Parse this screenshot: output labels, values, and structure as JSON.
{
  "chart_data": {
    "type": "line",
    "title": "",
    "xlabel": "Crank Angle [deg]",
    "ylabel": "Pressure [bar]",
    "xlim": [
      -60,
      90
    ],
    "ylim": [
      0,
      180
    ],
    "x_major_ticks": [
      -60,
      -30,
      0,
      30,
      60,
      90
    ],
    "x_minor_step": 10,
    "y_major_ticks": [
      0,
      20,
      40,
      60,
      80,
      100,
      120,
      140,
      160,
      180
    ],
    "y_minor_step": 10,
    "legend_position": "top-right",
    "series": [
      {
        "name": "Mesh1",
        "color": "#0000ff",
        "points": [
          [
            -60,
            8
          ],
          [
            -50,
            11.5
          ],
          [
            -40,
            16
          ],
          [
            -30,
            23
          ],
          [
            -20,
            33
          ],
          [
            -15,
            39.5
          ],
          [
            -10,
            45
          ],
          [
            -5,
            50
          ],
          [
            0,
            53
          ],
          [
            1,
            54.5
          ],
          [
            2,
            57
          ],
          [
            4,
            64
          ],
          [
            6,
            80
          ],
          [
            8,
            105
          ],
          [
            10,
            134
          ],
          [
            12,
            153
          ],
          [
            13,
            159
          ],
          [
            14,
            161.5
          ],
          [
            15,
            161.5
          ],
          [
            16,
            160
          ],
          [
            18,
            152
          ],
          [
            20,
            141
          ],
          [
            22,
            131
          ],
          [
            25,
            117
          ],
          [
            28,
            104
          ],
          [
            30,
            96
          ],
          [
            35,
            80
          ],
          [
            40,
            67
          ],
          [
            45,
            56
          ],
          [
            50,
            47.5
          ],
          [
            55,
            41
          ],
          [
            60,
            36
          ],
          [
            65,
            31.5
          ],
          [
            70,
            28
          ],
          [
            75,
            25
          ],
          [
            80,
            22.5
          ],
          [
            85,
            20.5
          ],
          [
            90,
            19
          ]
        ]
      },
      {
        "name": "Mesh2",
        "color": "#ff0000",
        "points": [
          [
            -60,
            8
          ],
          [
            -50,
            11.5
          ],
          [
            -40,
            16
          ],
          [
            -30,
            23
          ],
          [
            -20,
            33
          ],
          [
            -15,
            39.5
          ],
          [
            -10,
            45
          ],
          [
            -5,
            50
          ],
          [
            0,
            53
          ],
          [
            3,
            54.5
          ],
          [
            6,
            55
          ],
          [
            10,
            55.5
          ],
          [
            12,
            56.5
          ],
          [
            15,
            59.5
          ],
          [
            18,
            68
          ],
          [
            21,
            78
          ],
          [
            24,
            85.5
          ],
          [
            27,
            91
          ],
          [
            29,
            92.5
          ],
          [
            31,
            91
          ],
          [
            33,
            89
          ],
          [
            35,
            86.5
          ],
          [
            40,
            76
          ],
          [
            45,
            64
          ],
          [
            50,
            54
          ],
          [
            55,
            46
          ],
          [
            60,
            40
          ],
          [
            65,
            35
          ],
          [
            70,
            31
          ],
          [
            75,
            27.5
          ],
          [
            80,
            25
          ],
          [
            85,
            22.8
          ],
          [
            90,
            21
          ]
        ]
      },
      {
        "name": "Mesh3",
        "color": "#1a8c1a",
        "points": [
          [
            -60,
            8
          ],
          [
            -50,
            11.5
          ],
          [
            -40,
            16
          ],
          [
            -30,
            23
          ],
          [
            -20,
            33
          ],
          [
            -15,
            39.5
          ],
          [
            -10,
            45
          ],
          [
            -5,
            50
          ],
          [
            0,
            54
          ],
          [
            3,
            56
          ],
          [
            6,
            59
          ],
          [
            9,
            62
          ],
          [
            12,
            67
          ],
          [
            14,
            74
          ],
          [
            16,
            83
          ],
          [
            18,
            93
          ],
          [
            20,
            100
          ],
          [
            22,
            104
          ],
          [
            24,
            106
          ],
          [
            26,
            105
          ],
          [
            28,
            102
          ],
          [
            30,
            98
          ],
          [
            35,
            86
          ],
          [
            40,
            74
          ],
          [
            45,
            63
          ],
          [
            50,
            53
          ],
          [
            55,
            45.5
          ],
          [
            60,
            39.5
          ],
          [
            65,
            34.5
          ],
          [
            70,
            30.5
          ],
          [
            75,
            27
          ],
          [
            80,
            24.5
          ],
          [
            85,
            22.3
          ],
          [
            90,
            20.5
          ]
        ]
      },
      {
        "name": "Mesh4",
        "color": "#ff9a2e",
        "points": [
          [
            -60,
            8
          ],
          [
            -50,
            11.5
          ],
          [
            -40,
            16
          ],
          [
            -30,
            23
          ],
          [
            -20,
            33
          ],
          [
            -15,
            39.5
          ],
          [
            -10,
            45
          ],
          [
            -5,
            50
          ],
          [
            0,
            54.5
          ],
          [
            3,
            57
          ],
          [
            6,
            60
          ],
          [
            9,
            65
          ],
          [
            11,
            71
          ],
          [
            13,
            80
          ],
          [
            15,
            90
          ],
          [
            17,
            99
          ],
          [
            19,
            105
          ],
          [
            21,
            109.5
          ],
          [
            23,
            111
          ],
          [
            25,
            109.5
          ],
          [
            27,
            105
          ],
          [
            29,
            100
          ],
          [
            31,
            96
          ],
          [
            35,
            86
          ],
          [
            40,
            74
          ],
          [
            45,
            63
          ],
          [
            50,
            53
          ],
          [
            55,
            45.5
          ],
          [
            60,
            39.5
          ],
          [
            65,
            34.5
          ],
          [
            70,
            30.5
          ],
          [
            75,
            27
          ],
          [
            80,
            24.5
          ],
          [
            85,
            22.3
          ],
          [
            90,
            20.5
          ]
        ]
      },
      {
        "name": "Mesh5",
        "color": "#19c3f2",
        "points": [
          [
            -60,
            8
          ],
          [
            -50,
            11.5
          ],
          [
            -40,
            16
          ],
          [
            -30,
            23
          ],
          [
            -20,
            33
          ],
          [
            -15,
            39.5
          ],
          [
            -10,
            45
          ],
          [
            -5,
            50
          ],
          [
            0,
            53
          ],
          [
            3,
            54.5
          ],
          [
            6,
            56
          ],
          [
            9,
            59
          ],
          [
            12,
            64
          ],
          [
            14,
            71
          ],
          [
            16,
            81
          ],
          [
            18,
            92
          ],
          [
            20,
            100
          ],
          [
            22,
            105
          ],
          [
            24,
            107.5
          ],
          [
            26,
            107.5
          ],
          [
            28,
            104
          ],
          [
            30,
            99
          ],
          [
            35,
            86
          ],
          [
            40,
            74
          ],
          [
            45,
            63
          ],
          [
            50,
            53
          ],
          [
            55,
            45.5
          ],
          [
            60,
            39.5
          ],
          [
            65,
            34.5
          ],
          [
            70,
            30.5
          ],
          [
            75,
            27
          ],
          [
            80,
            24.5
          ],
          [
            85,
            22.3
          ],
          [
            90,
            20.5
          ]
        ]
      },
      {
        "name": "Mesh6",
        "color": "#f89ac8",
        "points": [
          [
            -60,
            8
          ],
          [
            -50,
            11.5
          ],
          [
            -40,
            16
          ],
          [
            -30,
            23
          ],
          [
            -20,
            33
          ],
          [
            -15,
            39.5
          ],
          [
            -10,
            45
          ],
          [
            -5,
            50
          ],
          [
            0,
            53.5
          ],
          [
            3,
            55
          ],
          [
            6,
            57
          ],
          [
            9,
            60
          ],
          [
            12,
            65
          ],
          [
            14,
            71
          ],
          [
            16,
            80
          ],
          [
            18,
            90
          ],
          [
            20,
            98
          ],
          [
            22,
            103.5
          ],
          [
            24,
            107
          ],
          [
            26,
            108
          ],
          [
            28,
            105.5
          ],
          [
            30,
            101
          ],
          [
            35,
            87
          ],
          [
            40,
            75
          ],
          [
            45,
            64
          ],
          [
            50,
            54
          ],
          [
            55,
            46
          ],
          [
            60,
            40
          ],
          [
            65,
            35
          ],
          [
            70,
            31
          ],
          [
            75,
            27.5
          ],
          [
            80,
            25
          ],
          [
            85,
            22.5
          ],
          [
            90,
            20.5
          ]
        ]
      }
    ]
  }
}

## [OBJECTIVE]
All lines that include "color" are to be gathered and copied.

## [SOLUTION TO THIS EXERCISE]
        "color": "#0000ff",
        "color": "#ff0000",
        "color": "#1a8c1a",
        "color": "#ff9a2e",
        "color": "#19c3f2",
        "color": "#f89ac8",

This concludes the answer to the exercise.